Stated exercise:
Begin the copy at the line containing "Read out every word on this page." and end it at the final line of the material below, reproducing each line exactly, without images.

(Collection entries)
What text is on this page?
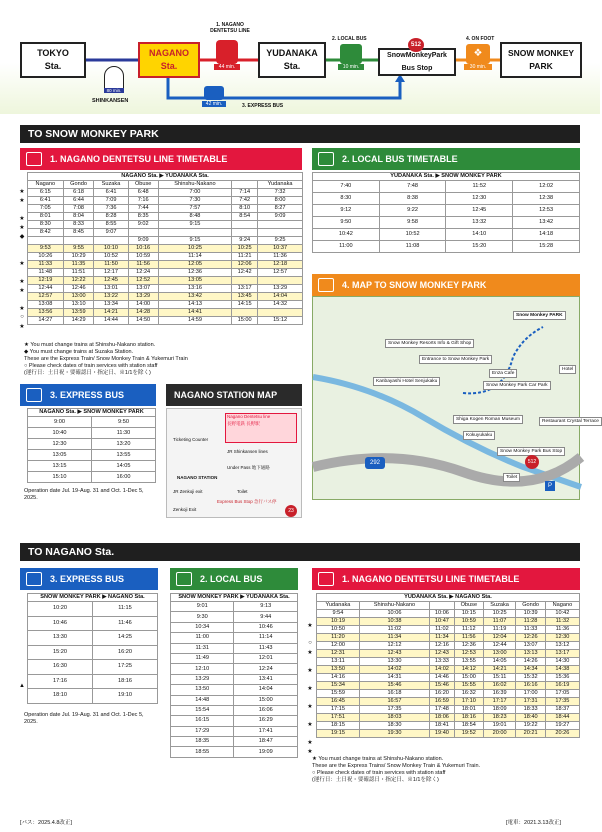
TOKYO
Sta.
NAGANO
Sta.
YUDANAKA
Sta.
SnowMonkeyPark
Bus Stop
512
SNOW MONKEY
PARK
SHINKANSEN
80 min.
1. NAGANO DENTETSU LINE
44 min.
2. LOCAL BUS
10 min.
4. ON FOOT
❖
30 min.
42 min.	3. EXPRESS BUS
TO SNOW MONKEY PARK
1. NAGANO DENTETSU LINE TIMETABLE
NAGANO Sta. ▶ YUDANAKA Sta.						
Nagano	Gondo	Suzaka	Obuse	Shinshu-Nakano		Yudanaka
6:15	6:18	6:41	6:48	7:00	7:14	7:32
6:41	6:44	7:09	7:16	7:30	7:42	8:00
7:05	7:08	7:36	7:44	7:57	8:10	8:27
8:01	8:04	8:28	8:35	8:48	8:54	9:09
8:30	8:33	8:55	9:02	9:15		
8:42	8:45	9:07				
			9:09	9:15	9:24	9:25
9:53	9:55	10:10	10:16	10:25	10:25	10:37
10:26	10:29	10:52	10:59	11:14	11:21	11:36
11:33	11:35	11:50	11:56	12:05	12:06	12:18
11:48	11:51	12:17	12:24	12:36	12:42	12:57
12:19	12:22	12:45	12:52	13:05		
12:44	12:46	13:01	13:07	13:16	13:17	13:29
12:57	13:00	13:22	13:29	13:42	13:45	14:04
13:08	13:10	13:34	14:00	14:13	14:15	14:32
13:56	13:59	14:21	14:28	14:41		
14:27	14:29	14:44	14:50	14:59	15:00	15:12
★
★
★
★
◆
★
★
★
★
○
★
★ You must change trains at Shinshu-Nakano station.
◆ You must change trains at Suzaka Station.
These are the Express Train/ Snow Monkey Train & Yukemuri Train
○ Please check dates of train services with station staff
(運行日：土日祝・要確認日・指定日、※1/1を除く)
2. LOCAL BUS TIMETABLE
YUDANAKA Sta. ▶ SNOW MONKEY PARK			
7:40	7:48	11:52	12:02
8:30	8:38	12:30	12:38
9:12	9:22	12:45	12:53
9:50	9:58	13:32	13:42
10:42	10:52	14:10	14:18
11:00	11:08	15:20	15:28
4. MAP TO SNOW MONKEY PARK
Snow Monkey PARK
Snow Monkey Resorts Info & Gift Shop
Entrance to Snow Monkey Park
Enza Cafe
Kanbayashi Hotel Senjukaku
Snow Monkey Park Car Park
Shiga Kogen Roman Museum	Restaurant Crystal Terrace
Snow Monkey Park Bus Stop
Toilet
Kokuyukaku
Hotel
292	512
P
3. EXPRESS BUS
NAGANO Sta. ▶ SNOW MONKEY PARK	
9:00	9:50
10:40	11:30
12:30	13:20
13:05	13:55
13:15	14:05
15:10	16:00
Operation date Jul. 19-Aug. 31 and Oct. 1-Dec 5, 2025.
NAGANO STATION MAP
Nagano Dentetsu line
長野電鉄 長野駅
Ticketing Counter
JR Shinkansen lines
Under Pass 地下通路
NAGANO STATION
Toilet
Express Bus Stop 急行バス停
JR Zenkoji exit
Zenkoji Exit	23
TO NAGANO Sta.
3. EXPRESS BUS
SNOW MONKEY PARK ▶ NAGANO Sta.	
10:20	11:15
10:46	11:46
13:30	14:25
15:20	16:20
16:30	17:25
17:16	18:16
18:10	19:10
Operation date Jul. 19-Aug. 31 and Oct. 1-Dec 5, 2025.
▲
2. LOCAL BUS
SNOW MONKEY PARK ▶ YUDANAKA Sta.	
9:01	9:13
9:30	9:44
10:34	10:46
11:00	11:14
11:31	11:43
11:49	12:01
12:10	12:24
13:29	13:41
13:50	14:04
14:48	15:00
15:54	16:06
16:15	16:29
17:29	17:41
18:35	18:47
18:55	19:09
1. NAGANO DENTETSU LINE TIMETABLE
YUDANAKA Sta. ▶ NAGANO Sta.						
Yudanaka	Shinshu-Nakano		Obuse	Suzaka	Gondo	Nagano
9:54	10:06	10:06	10:15	10:25	10:39	10:42
10:19	10:38	10:47	10:59	11:07	11:28	11:32
10:50	11:02	11:02	11:12	11:19	11:33	11:36
11:20	11:34	11:34	11:56	12:04	12:26	12:30
12:00	12:12	12:16	12:36	12:44	13:07	13:12
12:31	12:43	12:43	12:53	13:00	13:13	13:17
13:11	13:30	13:33	13:55	14:05	14:26	14:30
13:50	14:02	14:02	14:12	14:21	14:34	14:38
14:16	14:31	14:46	15:00	15:11	15:32	15:36
15:34	15:46	15:46	15:55	16:02	16:16	16:19
15:59	16:18	16:20	16:32	16:39	17:00	17:05
16:45	16:57	16:59	17:10	17:17	17:31	17:35
17:15	17:35	17:48	18:01	18:09	18:33	18:37
17:51	18:03	18:06	18:16	18:23	18:40	18:44
18:15	18:30	18:41	18:54	19:01	19:22	19:27
19:15	19:30	19:40	19:52	20:00	20:21	20:26
★
○
★
★
★
★
★
★
★
★ You must change trains at Shinshu-Nakano station.
These are the Express Trains/ Snow Monkey Train & Yukemuri Train.
○ Please check dates of train services with station staff
(運行日：土日祝・要確認日・指定日、※1/1を除く)
[バス：2025.4.8改正]	[電車：2021.3.13改正]
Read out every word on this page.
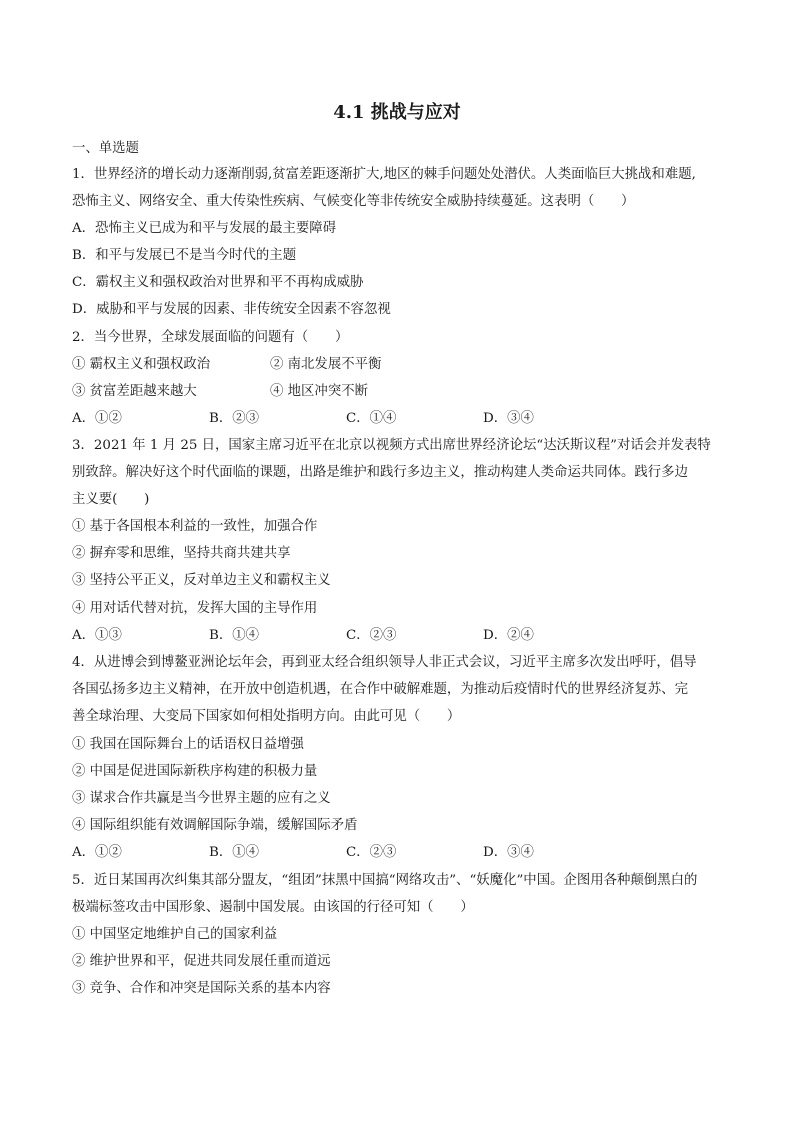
4.1 挑战与应对
一、单选题
1．世界经济的增长动力逐渐削弱,贫富差距逐渐扩大,地区的棘手问题处处潜伏。人类面临巨大挑战和难题,
恐怖主义、网络安全、重大传染性疾病、气候变化等非传统安全威胁持续蔓延。这表明（　　）
A．恐怖主义已成为和平与发展的最主要障碍
B．和平与发展已不是当今时代的主题
C．霸权主义和强权政治对世界和平不再构成威胁
D．威胁和平与发展的因素、非传统安全因素不容忽视
2．当今世界，全球发展面临的问题有（　　）
① 霸权主义和强权政治	② 南北发展不平衡
③ 贫富差距越来越大	④ 地区冲突不断
A．①②	B．②③	C．①④	D．③④
3．2021 年 1 月 25 日，国家主席习近平在北京以视频方式出席世界经济论坛“达沃斯议程”对话会并发表特
别致辞。解决好这个时代面临的课题，出路是维护和践行多边主义，推动构建人类命运共同体。践行多边
主义要(　　)
① 基于各国根本利益的一致性，加强合作
② 摒弃零和思维，坚持共商共建共享
③ 坚持公平正义，反对单边主义和霸权主义
④ 用对话代替对抗，发挥大国的主导作用
A．①③	B．①④	C．②③	D．②④
4．从进博会到博鳌亚洲论坛年会，再到亚太经合组织领导人非正式会议，习近平主席多次发出呼吁，倡导
各国弘扬多边主义精神，在开放中创造机遇，在合作中破解难题，为推动后疫情时代的世界经济复苏、完
善全球治理、大变局下国家如何相处指明方向。由此可见（　　）
① 我国在国际舞台上的话语权日益增强
② 中国是促进国际新秩序构建的积极力量
③ 谋求合作共赢是当今世界主题的应有之义
④ 国际组织能有效调解国际争端，缓解国际矛盾
A．①②	B．①④	C．②③	D．③④
5．近日某国再次纠集其部分盟友，“组团”抹黑中国搞“网络攻击”、“妖魔化”中国。企图用各种颠倒黑白的
极端标签攻击中国形象、遏制中国发展。由该国的行径可知（　　）
① 中国坚定地维护自己的国家利益
② 维护世界和平，促进共同发展任重而道远
③ 竞争、合作和冲突是国际关系的基本内容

Problem solution:
Read out every word on this page.
4.1 挑战与应对
一、单选题
1．世界经济的增长动力逐渐削弱,贫富差距逐渐扩大,地区的棘手问题处处潜伏。人类面临巨大挑战和难题,
恐怖主义、网络安全、重大传染性疾病、气候变化等非传统安全威胁持续蔓延。这表明（　　）
A．恐怖主义已成为和平与发展的最主要障碍
B．和平与发展已不是当今时代的主题
C．霸权主义和强权政治对世界和平不再构成威胁
D．威胁和平与发展的因素、非传统安全因素不容忽视
2．当今世界，全球发展面临的问题有（　　）
① 霸权主义和强权政治	② 南北发展不平衡
③ 贫富差距越来越大	④ 地区冲突不断
A．①②	B．②③	C．①④	D．③④
3．2021 年 1 月 25 日，国家主席习近平在北京以视频方式出席世界经济论坛“达沃斯议程”对话会并发表特
别致辞。解决好这个时代面临的课题，出路是维护和践行多边主义，推动构建人类命运共同体。践行多边
主义要(　　)
① 基于各国根本利益的一致性，加强合作
② 摒弃零和思维，坚持共商共建共享
③ 坚持公平正义，反对单边主义和霸权主义
④ 用对话代替对抗，发挥大国的主导作用
A．①③	B．①④	C．②③	D．②④
4．从进博会到博鳌亚洲论坛年会，再到亚太经合组织领导人非正式会议，习近平主席多次发出呼吁，倡导
各国弘扬多边主义精神，在开放中创造机遇，在合作中破解难题，为推动后疫情时代的世界经济复苏、完
善全球治理、大变局下国家如何相处指明方向。由此可见（　　）
① 我国在国际舞台上的话语权日益增强
② 中国是促进国际新秩序构建的积极力量
③ 谋求合作共赢是当今世界主题的应有之义
④ 国际组织能有效调解国际争端，缓解国际矛盾
A．①②	B．①④	C．②③	D．③④
5．近日某国再次纠集其部分盟友，“组团”抹黑中国搞“网络攻击”、“妖魔化”中国。企图用各种颠倒黑白的
极端标签攻击中国形象、遏制中国发展。由该国的行径可知（　　）
① 中国坚定地维护自己的国家利益
② 维护世界和平，促进共同发展任重而道远
③ 竞争、合作和冲突是国际关系的基本内容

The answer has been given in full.